Your task: Copy the records that follow exactly as written, but not their pictures.

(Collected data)

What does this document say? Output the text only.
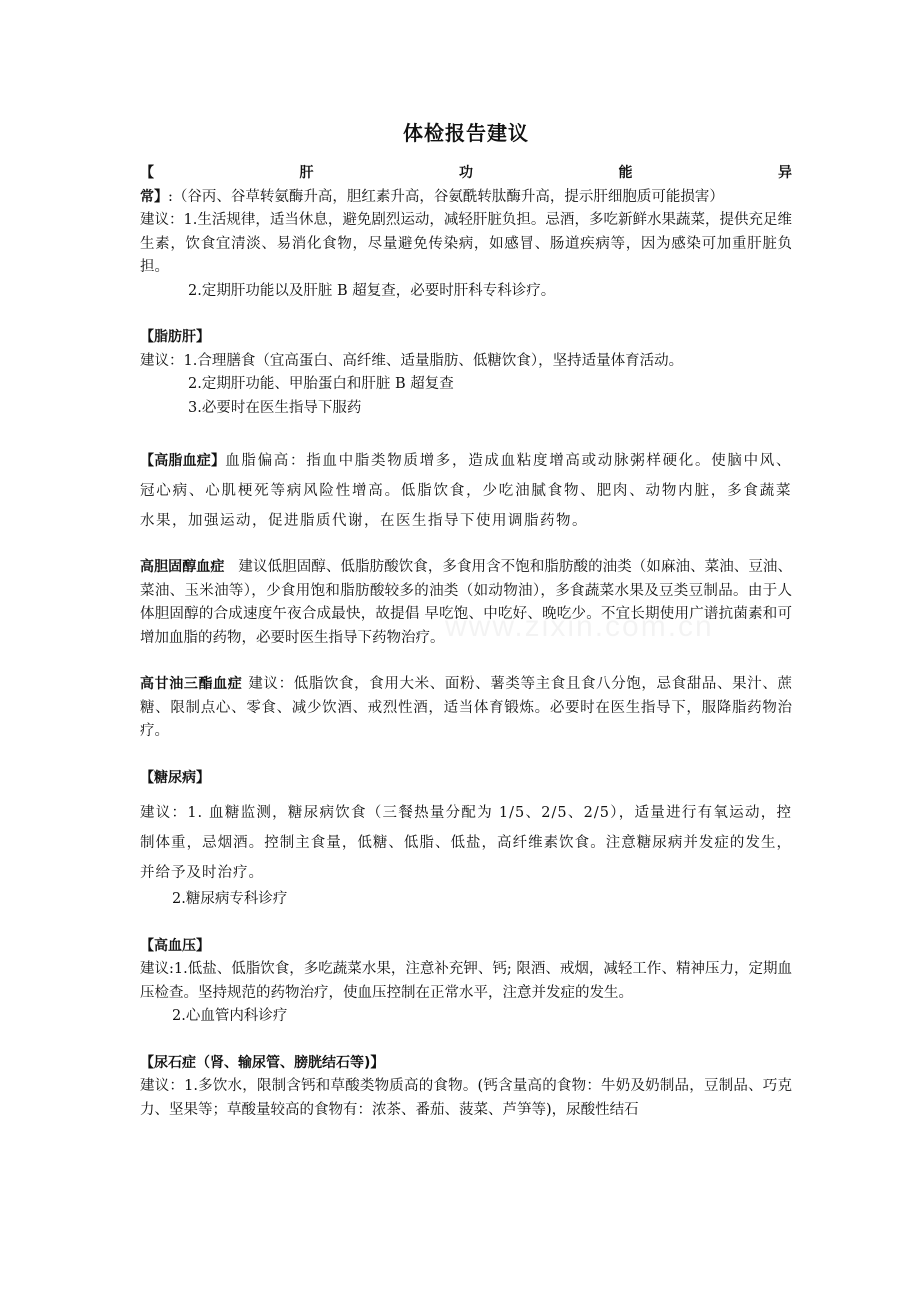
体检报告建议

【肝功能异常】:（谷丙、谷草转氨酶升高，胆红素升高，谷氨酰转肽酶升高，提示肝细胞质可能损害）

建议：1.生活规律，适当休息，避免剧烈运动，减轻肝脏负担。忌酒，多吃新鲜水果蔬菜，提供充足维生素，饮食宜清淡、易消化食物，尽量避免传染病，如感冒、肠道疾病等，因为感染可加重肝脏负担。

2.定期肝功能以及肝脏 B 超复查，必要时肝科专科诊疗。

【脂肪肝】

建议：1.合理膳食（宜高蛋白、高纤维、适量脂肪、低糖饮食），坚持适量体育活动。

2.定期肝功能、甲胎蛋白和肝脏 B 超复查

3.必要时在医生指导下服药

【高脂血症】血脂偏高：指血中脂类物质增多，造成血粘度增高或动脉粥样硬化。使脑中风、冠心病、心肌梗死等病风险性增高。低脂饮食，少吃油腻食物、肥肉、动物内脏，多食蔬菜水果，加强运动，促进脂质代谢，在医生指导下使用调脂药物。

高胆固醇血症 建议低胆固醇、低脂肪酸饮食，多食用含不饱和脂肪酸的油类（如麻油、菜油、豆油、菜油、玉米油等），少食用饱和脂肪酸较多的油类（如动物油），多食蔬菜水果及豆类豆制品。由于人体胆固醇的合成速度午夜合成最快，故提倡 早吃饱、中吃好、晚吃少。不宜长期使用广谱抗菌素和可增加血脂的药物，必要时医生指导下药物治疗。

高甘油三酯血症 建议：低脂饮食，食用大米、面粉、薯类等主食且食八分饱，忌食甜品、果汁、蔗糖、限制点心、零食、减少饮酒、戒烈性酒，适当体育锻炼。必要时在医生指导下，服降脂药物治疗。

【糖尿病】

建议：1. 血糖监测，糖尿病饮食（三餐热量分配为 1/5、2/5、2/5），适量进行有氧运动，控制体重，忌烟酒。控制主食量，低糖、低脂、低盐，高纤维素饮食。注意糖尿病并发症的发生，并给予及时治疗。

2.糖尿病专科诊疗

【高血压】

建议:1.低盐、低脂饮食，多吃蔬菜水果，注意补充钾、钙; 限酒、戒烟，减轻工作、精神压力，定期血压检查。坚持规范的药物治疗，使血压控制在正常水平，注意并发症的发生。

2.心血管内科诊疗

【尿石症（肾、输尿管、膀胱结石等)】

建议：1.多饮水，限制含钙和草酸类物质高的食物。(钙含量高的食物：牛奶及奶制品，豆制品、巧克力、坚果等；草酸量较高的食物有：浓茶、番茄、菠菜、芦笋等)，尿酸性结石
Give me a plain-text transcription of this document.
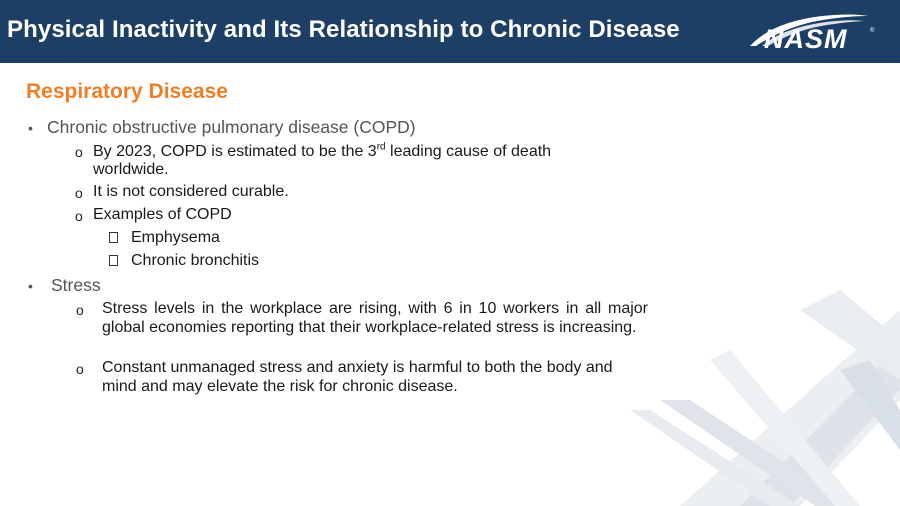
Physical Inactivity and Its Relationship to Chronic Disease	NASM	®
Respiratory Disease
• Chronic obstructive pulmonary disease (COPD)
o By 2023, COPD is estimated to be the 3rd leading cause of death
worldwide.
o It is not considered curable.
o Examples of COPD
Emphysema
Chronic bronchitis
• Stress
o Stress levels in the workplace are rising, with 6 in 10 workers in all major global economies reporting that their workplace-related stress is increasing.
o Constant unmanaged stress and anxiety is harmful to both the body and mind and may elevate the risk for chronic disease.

Expected output:
What does this document say? Output the text only.
体检报告建议

【肝功能异常】:（谷丙、谷草转氨酶升高，胆红素升高，谷氨酰转肽酶升高，提示肝细胞质可能损害）

建议：1.生活规律，适当休息，避免剧烈运动，减轻肝脏负担。忌酒，多吃新鲜水果蔬菜，提供充足维生素，饮食宜清淡、易消化食物，尽量避免传染病，如感冒、肠道疾病等，因为感染可加重肝脏负担。

2.定期肝功能以及肝脏 B 超复查，必要时肝科专科诊疗。

【脂肪肝】

建议：1.合理膳食（宜高蛋白、高纤维、适量脂肪、低糖饮食），坚持适量体育活动。

2.定期肝功能、甲胎蛋白和肝脏 B 超复查

3.必要时在医生指导下服药

【高脂血症】血脂偏高：指血中脂类物质增多，造成血粘度增高或动脉粥样硬化。使脑中风、冠心病、心肌梗死等病风险性增高。低脂饮食，少吃油腻食物、肥肉、动物内脏，多食蔬菜水果，加强运动，促进脂质代谢，在医生指导下使用调脂药物。

高胆固醇血症 建议低胆固醇、低脂肪酸饮食，多食用含不饱和脂肪酸的油类（如麻油、菜油、豆油、菜油、玉米油等），少食用饱和脂肪酸较多的油类（如动物油），多食蔬菜水果及豆类豆制品。由于人体胆固醇的合成速度午夜合成最快，故提倡 早吃饱、中吃好、晚吃少。不宜长期使用广谱抗菌素和可增加血脂的药物，必要时医生指导下药物治疗。

高甘油三酯血症 建议：低脂饮食，食用大米、面粉、薯类等主食且食八分饱，忌食甜品、果汁、蔗糖、限制点心、零食、减少饮酒、戒烈性酒，适当体育锻炼。必要时在医生指导下，服降脂药物治疗。

【糖尿病】

建议：1. 血糖监测，糖尿病饮食（三餐热量分配为 1/5、2/5、2/5），适量进行有氧运动，控制体重，忌烟酒。控制主食量，低糖、低脂、低盐，高纤维素饮食。注意糖尿病并发症的发生，并给予及时治疗。

2.糖尿病专科诊疗

【高血压】

建议:1.低盐、低脂饮食，多吃蔬菜水果，注意补充钾、钙; 限酒、戒烟，减轻工作、精神压力，定期血压检查。坚持规范的药物治疗，使血压控制在正常水平，注意并发症的发生。

2.心血管内科诊疗

【尿石症（肾、输尿管、膀胱结石等)】

建议：1.多饮水，限制含钙和草酸类物质高的食物。(钙含量高的食物：牛奶及奶制品，豆制品、巧克力、坚果等；草酸量较高的食物有：浓茶、番茄、菠菜、芦笋等)，尿酸性结石
Give me a plain-text transcription of this document.
Physical Inactivity and Its Relationship to Chronic Disease	NASM	®
Respiratory Disease
• Chronic obstructive pulmonary disease (COPD)
o By 2023, COPD is estimated to be the 3rd leading cause of death
worldwide.
o It is not considered curable.
o Examples of COPD
Emphysema
Chronic bronchitis
• Stress
o Stress levels in the workplace are rising, with 6 in 10 workers in all major global economies reporting that their workplace-related stress is increasing.
o Constant unmanaged stress and anxiety is harmful to both the body and mind and may elevate the risk for chronic disease.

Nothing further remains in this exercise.